— EXERCISE INSTRUCTIONS —
Copy the data that follows exactly. Include no pictures.

— RECORDS PROVIDED —
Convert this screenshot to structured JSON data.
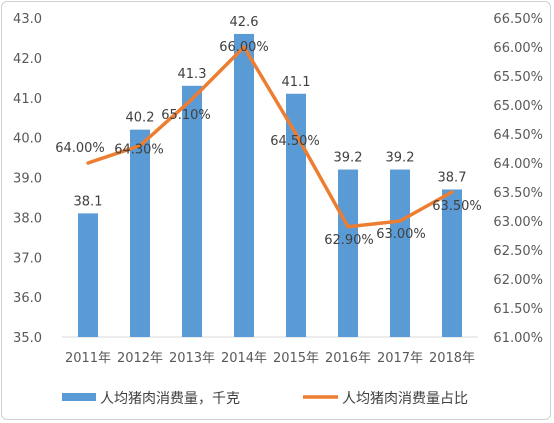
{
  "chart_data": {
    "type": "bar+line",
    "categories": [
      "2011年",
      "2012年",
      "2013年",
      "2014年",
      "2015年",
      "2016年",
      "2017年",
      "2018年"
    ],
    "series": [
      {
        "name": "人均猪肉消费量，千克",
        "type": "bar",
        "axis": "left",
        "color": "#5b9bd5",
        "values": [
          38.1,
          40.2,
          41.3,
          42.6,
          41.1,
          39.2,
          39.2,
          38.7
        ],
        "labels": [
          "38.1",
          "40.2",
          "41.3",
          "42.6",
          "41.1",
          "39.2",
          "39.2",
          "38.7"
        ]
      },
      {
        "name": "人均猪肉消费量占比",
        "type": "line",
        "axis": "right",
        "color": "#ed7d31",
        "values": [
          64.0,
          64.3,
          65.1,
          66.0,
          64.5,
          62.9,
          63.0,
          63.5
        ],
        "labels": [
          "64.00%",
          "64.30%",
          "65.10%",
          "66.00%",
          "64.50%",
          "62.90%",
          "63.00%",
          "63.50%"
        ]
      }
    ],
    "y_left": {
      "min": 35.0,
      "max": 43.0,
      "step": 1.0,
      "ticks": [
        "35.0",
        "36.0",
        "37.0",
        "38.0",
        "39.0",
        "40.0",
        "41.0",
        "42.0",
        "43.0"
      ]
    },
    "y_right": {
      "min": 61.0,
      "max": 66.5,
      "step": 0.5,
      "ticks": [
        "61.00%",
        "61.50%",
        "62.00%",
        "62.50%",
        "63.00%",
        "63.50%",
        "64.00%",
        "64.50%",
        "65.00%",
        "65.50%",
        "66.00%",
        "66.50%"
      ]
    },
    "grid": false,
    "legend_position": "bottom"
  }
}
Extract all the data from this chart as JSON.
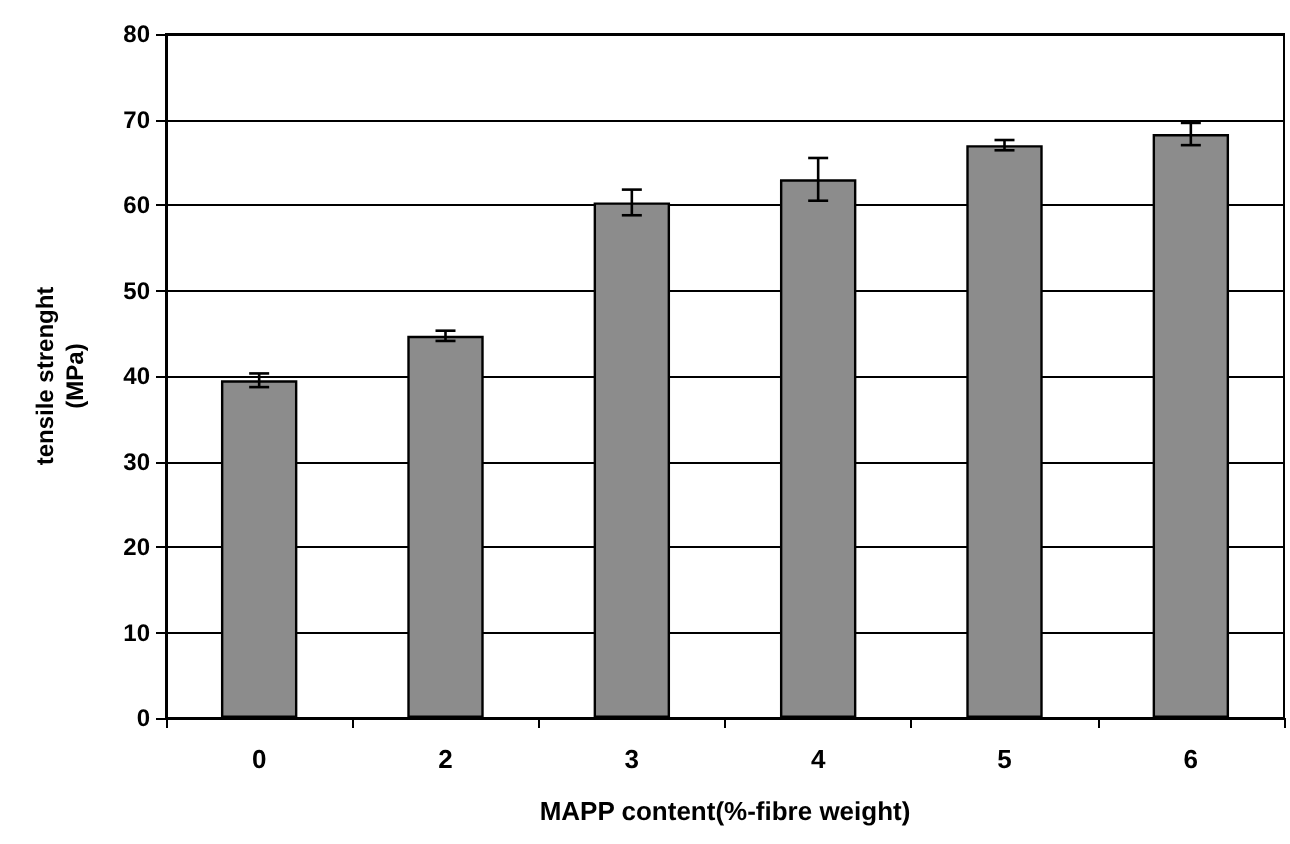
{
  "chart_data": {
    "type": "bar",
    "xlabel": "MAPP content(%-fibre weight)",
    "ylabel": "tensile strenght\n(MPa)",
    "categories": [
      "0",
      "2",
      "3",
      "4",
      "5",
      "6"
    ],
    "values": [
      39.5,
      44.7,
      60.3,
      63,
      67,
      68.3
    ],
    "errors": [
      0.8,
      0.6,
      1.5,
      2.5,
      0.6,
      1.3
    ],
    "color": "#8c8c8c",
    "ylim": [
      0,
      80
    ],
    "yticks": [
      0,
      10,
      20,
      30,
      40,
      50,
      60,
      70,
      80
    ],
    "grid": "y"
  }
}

— ANSWER FOR THE TASK —
Convert this screenshot to structured JSON data.
{
  "chart_data": {
    "type": "bar+line",
    "categories": [
      "2011年",
      "2012年",
      "2013年",
      "2014年",
      "2015年",
      "2016年",
      "2017年",
      "2018年"
    ],
    "series": [
      {
        "name": "人均猪肉消费量，千克",
        "type": "bar",
        "axis": "left",
        "color": "#5b9bd5",
        "values": [
          38.1,
          40.2,
          41.3,
          42.6,
          41.1,
          39.2,
          39.2,
          38.7
        ],
        "labels": [
          "38.1",
          "40.2",
          "41.3",
          "42.6",
          "41.1",
          "39.2",
          "39.2",
          "38.7"
        ]
      },
      {
        "name": "人均猪肉消费量占比",
        "type": "line",
        "axis": "right",
        "color": "#ed7d31",
        "values": [
          64.0,
          64.3,
          65.1,
          66.0,
          64.5,
          62.9,
          63.0,
          63.5
        ],
        "labels": [
          "64.00%",
          "64.30%",
          "65.10%",
          "66.00%",
          "64.50%",
          "62.90%",
          "63.00%",
          "63.50%"
        ]
      }
    ],
    "y_left": {
      "min": 35.0,
      "max": 43.0,
      "step": 1.0,
      "ticks": [
        "35.0",
        "36.0",
        "37.0",
        "38.0",
        "39.0",
        "40.0",
        "41.0",
        "42.0",
        "43.0"
      ]
    },
    "y_right": {
      "min": 61.0,
      "max": 66.5,
      "step": 0.5,
      "ticks": [
        "61.00%",
        "61.50%",
        "62.00%",
        "62.50%",
        "63.00%",
        "63.50%",
        "64.00%",
        "64.50%",
        "65.00%",
        "65.50%",
        "66.00%",
        "66.50%"
      ]
    },
    "grid": false,
    "legend_position": "bottom"
  }
}
Extract all the data from this chart as JSON.
{
  "chart_data": {
    "type": "bar",
    "xlabel": "MAPP content(%-fibre weight)",
    "ylabel": "tensile strenght\n(MPa)",
    "categories": [
      "0",
      "2",
      "3",
      "4",
      "5",
      "6"
    ],
    "values": [
      39.5,
      44.7,
      60.3,
      63,
      67,
      68.3
    ],
    "errors": [
      0.8,
      0.6,
      1.5,
      2.5,
      0.6,
      1.3
    ],
    "color": "#8c8c8c",
    "ylim": [
      0,
      80
    ],
    "yticks": [
      0,
      10,
      20,
      30,
      40,
      50,
      60,
      70,
      80
    ],
    "grid": "y"
  }
}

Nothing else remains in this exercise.